Identify the lines that include the word "буквы", then copy all of them.

[Records from a dataset]
Start

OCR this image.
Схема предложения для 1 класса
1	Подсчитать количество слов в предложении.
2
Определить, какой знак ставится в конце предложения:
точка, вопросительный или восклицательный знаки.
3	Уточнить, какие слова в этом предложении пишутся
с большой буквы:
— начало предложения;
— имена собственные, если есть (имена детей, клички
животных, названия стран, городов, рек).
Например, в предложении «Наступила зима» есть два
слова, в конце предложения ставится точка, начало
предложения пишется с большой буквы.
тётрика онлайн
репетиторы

End

__Result of this task__:
с большой буквы:
предложения пишется с большой буквы.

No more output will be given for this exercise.